* [Do this] Count how many lines contain the word "increase". Respond with the number alone.
________________________________________
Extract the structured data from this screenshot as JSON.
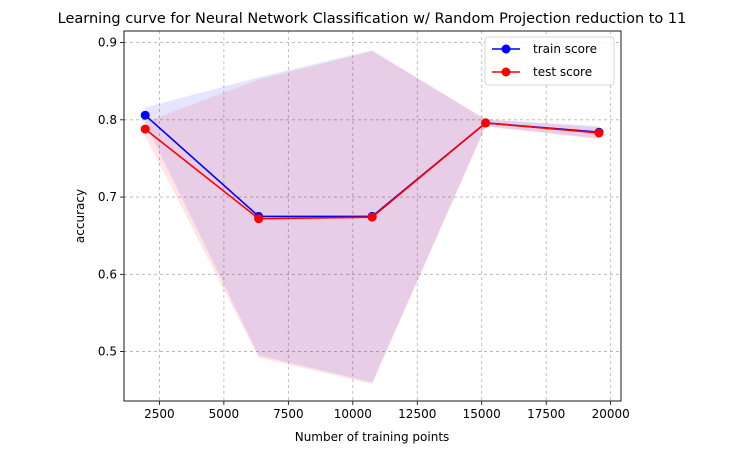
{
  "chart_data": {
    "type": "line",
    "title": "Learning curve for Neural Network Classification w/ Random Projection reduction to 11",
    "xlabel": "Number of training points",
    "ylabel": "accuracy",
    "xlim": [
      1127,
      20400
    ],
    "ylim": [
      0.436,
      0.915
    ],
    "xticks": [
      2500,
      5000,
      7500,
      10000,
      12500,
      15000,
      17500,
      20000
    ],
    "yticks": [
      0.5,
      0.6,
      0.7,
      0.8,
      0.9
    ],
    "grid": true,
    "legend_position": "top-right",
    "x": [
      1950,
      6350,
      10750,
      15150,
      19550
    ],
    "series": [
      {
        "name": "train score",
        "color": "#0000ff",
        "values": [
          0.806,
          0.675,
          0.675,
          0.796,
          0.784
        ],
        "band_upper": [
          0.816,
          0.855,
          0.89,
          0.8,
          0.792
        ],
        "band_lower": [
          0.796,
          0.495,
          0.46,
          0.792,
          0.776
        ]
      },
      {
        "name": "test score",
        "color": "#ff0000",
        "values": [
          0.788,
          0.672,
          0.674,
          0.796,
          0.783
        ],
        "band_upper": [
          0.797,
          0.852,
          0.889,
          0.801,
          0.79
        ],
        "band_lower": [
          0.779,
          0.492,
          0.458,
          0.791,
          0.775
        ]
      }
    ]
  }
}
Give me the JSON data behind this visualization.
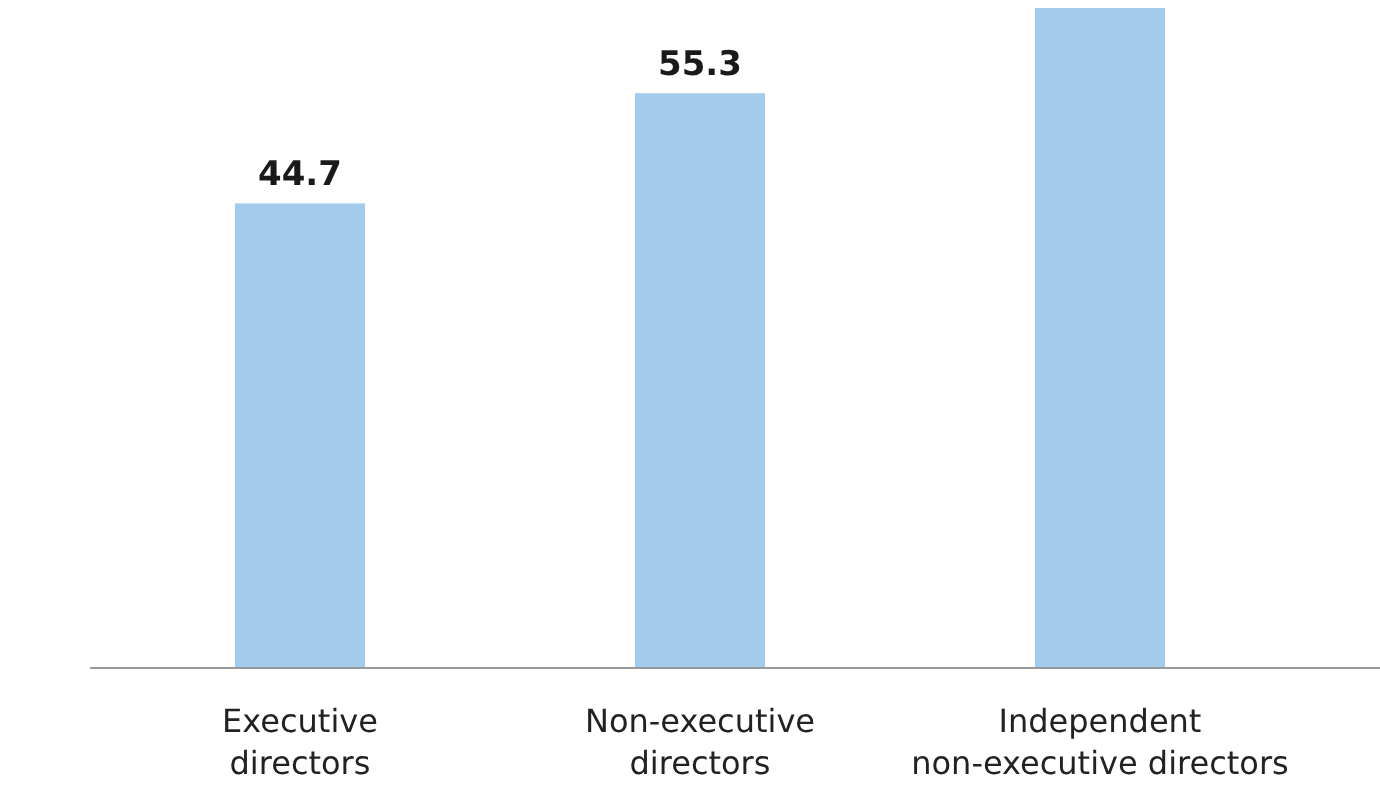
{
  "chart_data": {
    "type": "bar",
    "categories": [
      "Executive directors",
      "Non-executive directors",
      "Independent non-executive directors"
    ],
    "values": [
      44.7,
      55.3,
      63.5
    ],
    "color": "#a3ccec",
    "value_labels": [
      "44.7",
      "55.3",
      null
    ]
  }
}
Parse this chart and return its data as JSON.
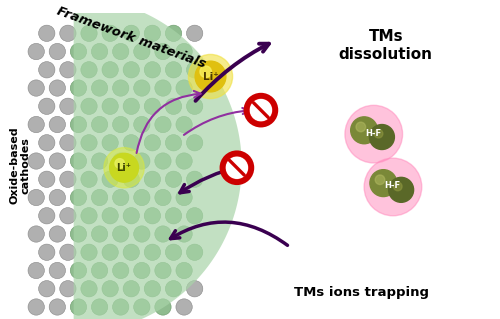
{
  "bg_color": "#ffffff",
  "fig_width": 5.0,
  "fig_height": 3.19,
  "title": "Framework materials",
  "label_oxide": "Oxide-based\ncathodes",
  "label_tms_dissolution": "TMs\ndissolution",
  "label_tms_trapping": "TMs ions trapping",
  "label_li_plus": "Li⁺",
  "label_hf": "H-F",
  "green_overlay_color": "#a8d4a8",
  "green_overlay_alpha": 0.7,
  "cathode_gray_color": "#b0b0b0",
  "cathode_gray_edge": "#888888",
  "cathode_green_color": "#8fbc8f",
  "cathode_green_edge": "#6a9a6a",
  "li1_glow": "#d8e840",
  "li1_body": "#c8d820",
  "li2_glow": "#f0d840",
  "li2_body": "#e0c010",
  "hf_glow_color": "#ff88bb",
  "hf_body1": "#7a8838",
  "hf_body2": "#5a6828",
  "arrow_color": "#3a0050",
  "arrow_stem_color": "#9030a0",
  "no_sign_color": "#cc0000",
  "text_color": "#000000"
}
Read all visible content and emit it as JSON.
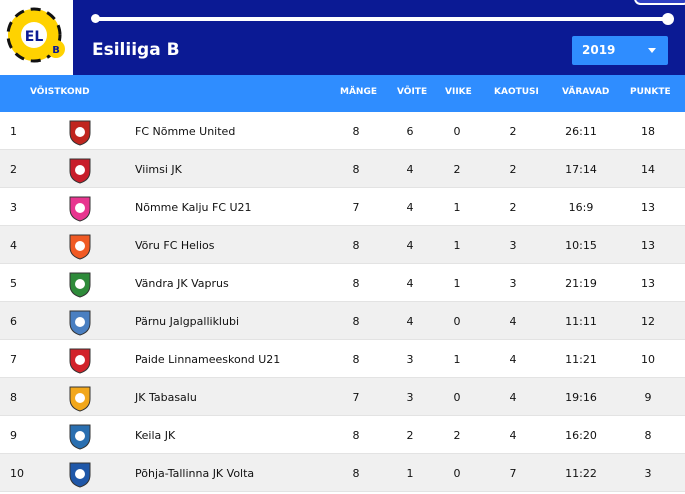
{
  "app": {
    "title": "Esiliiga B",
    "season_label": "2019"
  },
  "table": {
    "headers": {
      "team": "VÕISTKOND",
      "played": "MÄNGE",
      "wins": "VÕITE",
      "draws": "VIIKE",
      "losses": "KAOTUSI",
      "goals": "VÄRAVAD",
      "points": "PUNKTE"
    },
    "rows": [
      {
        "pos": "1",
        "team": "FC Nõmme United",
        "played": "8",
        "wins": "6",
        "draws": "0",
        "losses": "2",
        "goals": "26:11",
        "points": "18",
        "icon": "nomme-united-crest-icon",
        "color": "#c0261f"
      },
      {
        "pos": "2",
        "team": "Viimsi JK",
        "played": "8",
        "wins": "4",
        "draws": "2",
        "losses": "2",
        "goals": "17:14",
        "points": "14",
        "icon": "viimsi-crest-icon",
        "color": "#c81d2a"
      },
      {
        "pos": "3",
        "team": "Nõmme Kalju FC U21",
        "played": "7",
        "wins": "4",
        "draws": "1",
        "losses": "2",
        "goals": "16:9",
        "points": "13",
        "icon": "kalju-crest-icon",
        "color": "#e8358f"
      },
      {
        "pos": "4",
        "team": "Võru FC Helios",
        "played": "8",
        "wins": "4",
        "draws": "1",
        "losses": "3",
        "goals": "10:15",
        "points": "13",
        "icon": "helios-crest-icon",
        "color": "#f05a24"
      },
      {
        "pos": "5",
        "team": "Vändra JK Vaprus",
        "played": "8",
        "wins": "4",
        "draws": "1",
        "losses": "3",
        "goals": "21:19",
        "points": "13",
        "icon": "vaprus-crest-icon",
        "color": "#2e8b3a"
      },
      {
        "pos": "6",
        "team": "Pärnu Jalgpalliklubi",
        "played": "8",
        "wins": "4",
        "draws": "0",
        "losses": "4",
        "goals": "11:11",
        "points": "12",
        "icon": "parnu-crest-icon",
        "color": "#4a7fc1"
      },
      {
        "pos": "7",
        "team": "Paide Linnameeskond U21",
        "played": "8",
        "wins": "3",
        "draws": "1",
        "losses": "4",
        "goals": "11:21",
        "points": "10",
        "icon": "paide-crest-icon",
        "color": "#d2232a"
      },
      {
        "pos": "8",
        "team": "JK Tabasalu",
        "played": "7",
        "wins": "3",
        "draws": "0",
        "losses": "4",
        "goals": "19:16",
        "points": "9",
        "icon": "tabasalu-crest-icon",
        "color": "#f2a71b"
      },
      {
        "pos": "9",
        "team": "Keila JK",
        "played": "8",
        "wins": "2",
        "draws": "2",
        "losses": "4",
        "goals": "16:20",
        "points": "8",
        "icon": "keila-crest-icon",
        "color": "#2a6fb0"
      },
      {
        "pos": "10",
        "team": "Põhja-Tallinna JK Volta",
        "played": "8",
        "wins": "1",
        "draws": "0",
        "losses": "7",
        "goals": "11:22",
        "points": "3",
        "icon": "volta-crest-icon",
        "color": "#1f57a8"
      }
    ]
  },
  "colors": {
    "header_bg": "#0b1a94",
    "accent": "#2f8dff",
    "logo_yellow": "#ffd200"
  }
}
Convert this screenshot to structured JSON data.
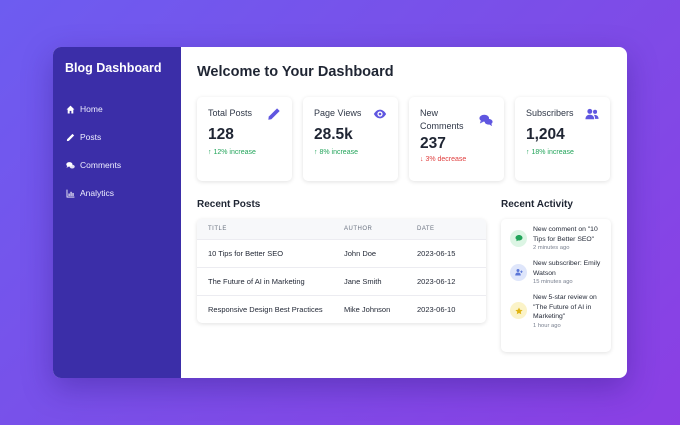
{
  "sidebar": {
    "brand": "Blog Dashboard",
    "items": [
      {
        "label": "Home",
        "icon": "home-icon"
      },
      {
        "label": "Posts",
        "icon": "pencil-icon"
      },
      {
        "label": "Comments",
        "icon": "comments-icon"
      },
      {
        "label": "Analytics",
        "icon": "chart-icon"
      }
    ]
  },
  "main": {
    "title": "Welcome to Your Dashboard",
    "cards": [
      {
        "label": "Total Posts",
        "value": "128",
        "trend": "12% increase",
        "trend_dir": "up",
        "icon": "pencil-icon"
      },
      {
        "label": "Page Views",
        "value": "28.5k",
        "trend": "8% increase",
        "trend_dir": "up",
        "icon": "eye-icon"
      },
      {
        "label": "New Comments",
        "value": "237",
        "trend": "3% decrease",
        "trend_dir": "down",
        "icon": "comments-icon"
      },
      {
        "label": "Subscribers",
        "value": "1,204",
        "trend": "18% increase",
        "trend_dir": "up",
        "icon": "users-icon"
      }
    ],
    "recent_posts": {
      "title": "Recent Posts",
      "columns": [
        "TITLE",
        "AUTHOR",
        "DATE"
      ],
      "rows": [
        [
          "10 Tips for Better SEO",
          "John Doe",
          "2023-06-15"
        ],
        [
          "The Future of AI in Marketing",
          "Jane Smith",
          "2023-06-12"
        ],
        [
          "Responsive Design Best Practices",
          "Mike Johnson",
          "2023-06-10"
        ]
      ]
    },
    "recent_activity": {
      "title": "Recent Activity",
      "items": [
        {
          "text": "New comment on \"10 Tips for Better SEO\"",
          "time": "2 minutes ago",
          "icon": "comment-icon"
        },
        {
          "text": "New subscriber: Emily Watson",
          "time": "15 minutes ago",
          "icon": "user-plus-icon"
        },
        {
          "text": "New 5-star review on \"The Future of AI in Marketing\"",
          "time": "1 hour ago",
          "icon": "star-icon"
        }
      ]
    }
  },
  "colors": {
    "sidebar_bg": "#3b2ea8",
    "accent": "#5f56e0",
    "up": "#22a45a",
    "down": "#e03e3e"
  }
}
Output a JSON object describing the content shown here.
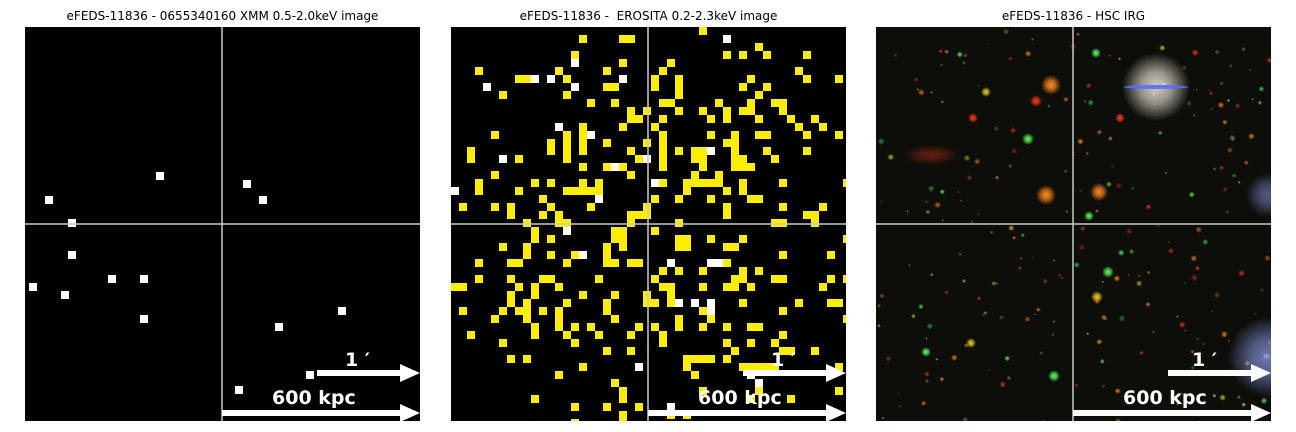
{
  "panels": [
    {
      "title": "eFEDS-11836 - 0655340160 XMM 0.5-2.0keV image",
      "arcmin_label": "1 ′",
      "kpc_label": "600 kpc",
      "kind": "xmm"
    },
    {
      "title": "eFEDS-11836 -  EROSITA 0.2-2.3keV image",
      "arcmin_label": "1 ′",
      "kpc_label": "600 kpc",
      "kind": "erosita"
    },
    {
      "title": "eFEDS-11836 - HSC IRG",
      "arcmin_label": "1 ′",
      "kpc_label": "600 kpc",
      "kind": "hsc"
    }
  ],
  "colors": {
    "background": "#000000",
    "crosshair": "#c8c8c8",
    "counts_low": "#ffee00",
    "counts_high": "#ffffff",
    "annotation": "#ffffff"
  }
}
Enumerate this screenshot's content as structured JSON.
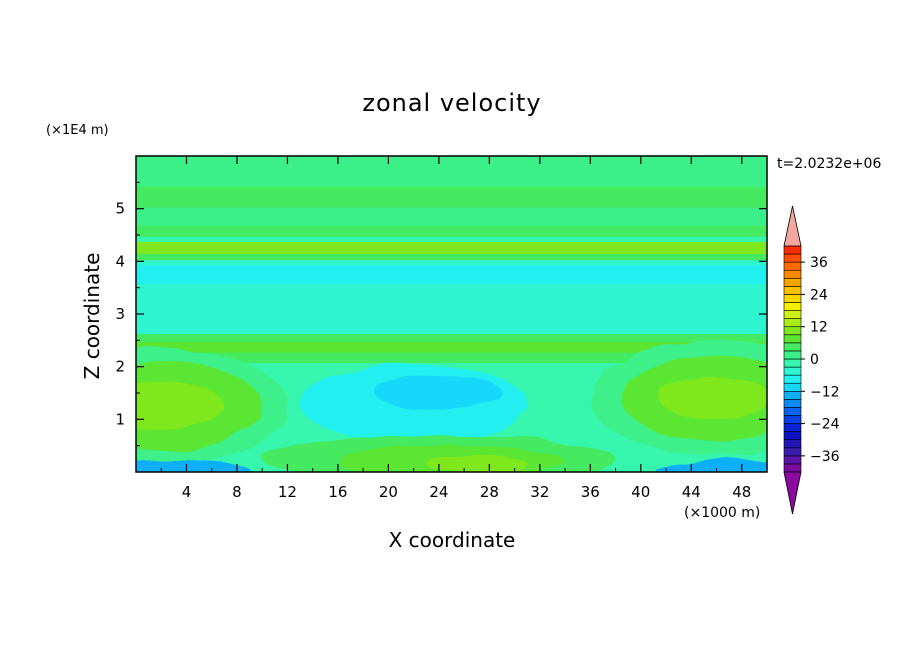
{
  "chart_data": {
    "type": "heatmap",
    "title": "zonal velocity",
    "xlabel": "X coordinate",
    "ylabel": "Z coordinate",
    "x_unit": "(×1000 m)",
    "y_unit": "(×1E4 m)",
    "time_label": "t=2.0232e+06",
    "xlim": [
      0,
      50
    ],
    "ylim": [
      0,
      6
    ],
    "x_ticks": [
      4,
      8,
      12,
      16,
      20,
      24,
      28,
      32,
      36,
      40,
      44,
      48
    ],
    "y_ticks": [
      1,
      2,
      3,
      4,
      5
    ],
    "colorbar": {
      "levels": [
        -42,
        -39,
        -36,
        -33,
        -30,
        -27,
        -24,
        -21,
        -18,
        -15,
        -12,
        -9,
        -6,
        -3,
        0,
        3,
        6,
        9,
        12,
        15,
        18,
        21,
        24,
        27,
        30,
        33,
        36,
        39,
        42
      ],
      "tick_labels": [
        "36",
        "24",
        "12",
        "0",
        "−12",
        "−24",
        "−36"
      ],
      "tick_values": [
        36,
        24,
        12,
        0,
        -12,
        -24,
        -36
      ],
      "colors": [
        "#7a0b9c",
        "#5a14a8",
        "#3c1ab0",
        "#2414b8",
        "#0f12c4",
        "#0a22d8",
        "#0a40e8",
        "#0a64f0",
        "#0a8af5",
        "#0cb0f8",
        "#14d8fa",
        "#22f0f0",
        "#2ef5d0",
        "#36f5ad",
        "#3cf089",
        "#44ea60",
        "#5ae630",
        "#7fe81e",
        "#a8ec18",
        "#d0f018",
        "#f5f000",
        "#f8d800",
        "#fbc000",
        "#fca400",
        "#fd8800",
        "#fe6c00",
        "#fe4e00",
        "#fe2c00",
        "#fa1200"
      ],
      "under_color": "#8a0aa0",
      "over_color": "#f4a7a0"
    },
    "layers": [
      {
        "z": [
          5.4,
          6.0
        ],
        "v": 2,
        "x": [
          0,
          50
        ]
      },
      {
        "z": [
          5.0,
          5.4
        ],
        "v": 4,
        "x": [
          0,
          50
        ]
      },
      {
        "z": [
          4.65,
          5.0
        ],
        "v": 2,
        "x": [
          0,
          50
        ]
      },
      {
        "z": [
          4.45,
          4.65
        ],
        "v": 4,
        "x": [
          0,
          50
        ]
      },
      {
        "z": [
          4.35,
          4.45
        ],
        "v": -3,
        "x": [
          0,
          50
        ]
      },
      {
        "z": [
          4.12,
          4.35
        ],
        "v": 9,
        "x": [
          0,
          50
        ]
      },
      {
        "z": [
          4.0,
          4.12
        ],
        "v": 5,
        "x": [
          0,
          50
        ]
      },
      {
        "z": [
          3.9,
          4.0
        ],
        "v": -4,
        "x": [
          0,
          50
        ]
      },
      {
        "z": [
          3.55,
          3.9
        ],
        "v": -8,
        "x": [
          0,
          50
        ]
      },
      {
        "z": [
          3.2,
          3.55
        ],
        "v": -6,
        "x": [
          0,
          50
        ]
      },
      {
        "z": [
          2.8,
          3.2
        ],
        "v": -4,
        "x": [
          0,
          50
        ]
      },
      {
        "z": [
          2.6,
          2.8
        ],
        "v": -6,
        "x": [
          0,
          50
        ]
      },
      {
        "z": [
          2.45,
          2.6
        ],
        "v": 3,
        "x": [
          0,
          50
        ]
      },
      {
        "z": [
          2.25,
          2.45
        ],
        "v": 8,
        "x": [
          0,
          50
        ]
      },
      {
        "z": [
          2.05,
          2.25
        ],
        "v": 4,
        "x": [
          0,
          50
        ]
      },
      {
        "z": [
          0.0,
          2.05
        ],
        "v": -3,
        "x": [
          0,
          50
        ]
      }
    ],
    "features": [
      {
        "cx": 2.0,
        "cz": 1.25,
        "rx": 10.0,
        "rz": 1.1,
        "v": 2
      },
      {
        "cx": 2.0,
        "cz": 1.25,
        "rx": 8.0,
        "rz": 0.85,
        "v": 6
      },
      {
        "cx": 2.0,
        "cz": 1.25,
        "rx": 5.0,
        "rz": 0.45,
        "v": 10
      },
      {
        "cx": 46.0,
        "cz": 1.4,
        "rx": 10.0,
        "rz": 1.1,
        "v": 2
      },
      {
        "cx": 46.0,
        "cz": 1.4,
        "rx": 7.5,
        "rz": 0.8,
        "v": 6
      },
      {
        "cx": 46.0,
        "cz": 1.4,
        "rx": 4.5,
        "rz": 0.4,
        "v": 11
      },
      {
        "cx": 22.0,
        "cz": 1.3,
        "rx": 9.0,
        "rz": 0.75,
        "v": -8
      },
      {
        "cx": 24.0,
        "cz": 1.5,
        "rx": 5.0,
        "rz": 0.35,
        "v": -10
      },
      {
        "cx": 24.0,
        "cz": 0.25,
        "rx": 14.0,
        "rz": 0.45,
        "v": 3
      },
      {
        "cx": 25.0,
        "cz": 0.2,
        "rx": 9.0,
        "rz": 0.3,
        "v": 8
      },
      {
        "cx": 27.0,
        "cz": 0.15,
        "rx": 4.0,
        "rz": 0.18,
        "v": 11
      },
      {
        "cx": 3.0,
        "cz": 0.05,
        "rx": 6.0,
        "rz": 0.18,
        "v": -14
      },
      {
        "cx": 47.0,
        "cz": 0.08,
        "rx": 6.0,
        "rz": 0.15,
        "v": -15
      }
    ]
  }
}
________________________________________
* [Answer] 3